>> START Data
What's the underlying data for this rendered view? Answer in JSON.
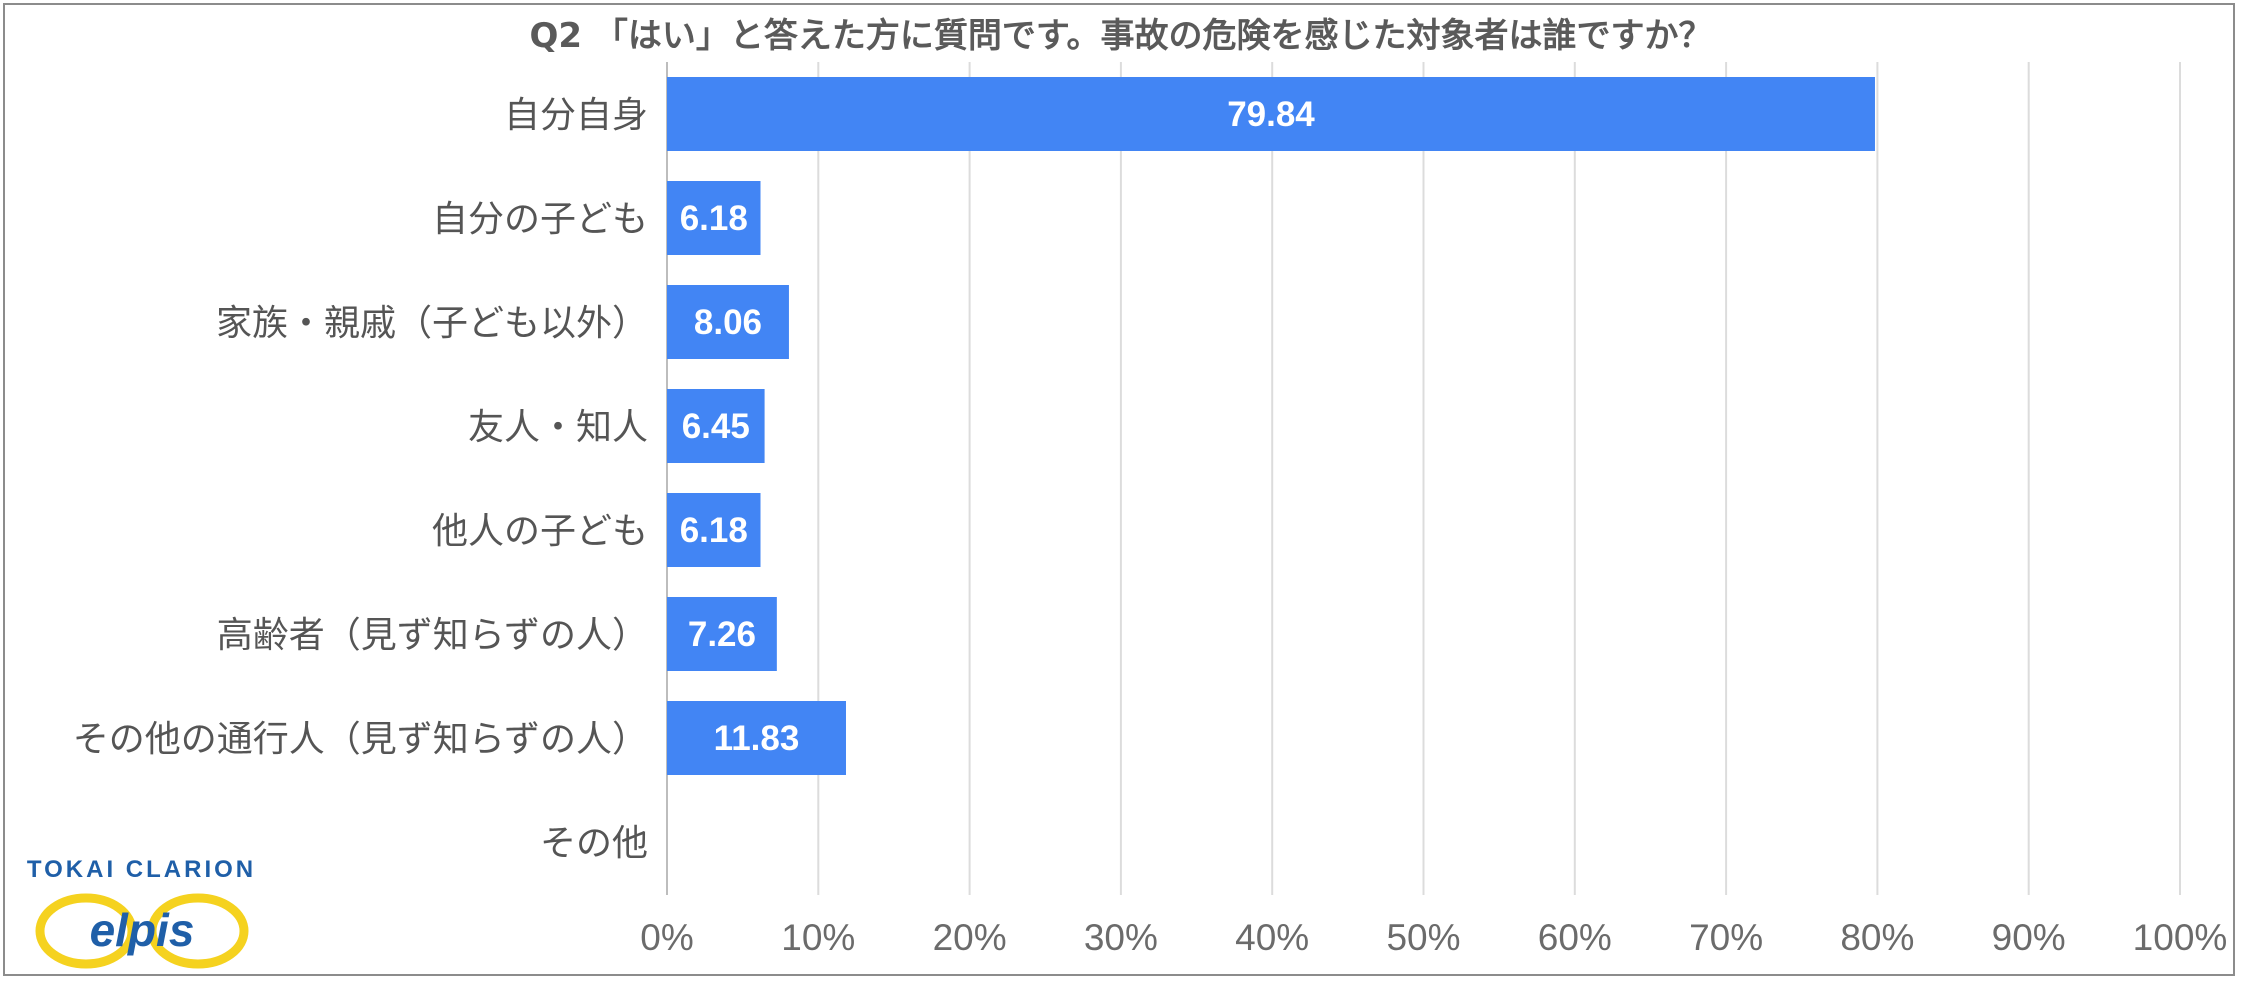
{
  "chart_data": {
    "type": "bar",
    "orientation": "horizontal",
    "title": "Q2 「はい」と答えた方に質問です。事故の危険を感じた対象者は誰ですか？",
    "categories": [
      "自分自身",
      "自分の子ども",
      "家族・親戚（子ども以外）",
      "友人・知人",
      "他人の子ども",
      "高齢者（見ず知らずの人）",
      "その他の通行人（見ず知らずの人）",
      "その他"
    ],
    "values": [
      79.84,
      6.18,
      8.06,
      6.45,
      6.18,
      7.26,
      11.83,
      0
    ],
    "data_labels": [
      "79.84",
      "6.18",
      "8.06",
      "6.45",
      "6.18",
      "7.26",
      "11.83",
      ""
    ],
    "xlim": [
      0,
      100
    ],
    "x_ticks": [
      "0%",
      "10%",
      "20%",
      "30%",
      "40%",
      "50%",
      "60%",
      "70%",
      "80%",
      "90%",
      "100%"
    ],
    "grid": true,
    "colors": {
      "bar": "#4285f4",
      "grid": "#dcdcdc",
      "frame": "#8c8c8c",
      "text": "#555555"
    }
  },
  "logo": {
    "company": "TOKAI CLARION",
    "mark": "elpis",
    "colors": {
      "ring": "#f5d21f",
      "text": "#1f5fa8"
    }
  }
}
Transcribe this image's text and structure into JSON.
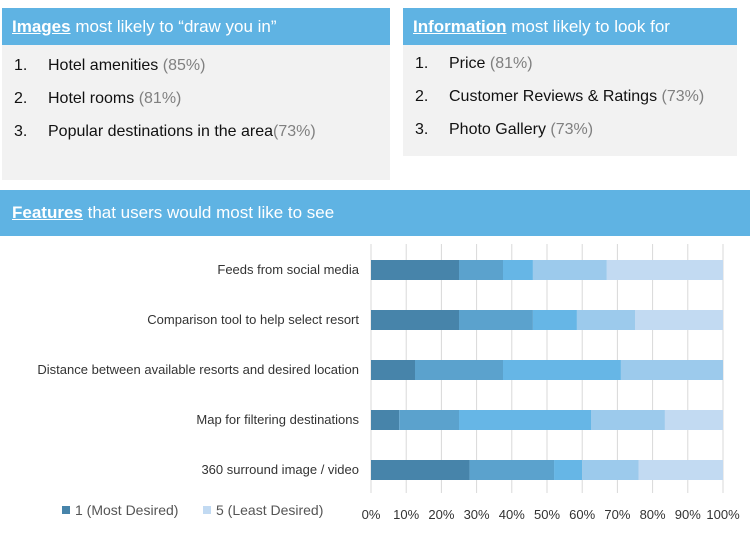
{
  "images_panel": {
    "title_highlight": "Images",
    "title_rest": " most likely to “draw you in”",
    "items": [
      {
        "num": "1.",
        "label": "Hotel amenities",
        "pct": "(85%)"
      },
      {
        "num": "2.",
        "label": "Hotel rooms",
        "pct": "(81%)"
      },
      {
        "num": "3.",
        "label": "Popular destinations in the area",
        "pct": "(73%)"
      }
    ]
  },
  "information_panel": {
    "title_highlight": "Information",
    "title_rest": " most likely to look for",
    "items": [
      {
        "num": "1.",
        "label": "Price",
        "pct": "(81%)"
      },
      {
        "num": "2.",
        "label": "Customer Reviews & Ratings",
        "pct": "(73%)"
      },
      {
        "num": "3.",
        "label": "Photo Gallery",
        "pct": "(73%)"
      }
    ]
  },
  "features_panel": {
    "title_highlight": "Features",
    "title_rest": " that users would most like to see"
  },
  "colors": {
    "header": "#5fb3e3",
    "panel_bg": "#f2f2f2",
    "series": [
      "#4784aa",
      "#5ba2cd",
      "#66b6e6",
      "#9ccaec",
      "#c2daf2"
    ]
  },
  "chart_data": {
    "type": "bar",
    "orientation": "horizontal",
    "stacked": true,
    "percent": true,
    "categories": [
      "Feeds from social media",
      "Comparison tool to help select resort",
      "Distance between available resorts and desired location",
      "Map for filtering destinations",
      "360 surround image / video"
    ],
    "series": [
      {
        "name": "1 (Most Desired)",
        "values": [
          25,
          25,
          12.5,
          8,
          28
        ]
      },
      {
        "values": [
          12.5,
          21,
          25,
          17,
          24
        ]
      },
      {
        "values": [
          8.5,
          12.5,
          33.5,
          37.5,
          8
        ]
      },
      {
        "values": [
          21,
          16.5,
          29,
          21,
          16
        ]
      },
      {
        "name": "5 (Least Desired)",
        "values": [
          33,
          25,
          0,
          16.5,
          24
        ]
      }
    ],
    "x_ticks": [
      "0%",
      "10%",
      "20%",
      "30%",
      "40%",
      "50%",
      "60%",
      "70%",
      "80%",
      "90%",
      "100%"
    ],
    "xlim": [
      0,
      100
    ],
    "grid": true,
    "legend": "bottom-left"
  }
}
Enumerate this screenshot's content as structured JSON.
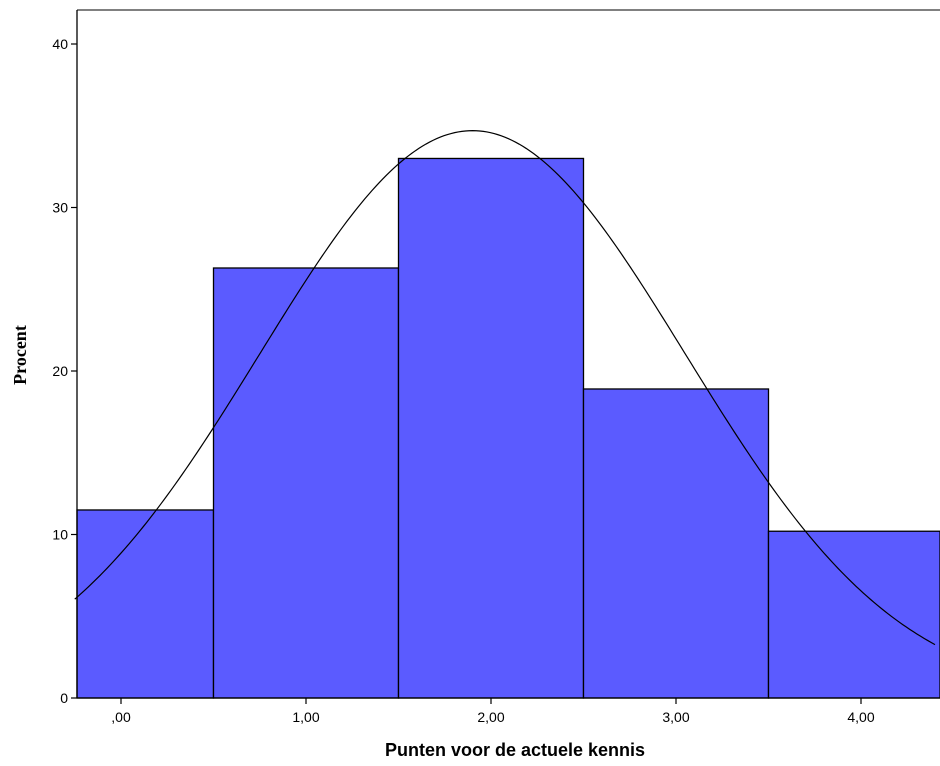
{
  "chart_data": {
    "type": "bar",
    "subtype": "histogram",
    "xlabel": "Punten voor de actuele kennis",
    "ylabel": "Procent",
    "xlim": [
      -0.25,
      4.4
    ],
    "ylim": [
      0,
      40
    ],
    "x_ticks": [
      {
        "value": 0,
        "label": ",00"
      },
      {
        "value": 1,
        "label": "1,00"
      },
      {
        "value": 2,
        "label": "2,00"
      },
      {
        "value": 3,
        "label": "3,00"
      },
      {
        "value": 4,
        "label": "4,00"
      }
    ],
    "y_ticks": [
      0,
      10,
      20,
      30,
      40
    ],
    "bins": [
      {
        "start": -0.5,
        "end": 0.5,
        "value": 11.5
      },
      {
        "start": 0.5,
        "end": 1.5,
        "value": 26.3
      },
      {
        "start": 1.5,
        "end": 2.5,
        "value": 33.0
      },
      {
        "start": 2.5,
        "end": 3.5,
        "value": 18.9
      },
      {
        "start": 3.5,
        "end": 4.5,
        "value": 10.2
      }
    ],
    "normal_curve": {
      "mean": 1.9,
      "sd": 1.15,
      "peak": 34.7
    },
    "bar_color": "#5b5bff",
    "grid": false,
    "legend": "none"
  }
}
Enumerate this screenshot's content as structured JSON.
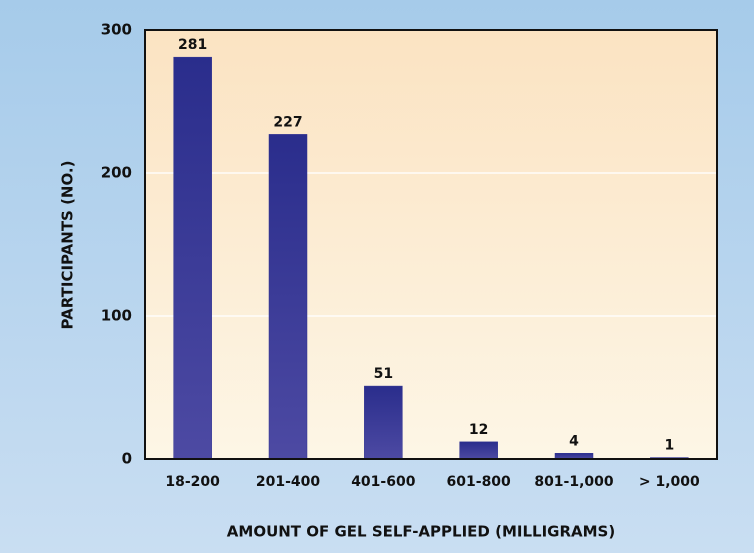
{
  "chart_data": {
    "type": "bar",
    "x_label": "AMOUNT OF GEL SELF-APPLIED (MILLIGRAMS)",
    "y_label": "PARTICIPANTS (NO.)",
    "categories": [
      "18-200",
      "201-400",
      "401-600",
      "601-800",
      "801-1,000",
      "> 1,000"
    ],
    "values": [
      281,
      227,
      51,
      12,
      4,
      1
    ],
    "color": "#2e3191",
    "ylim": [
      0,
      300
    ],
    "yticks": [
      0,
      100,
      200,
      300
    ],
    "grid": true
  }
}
>> END Data
**What is being asked**.
Say how many lines of the data include the string "true". Nothing other than the number should be given.

**Solution below**.
5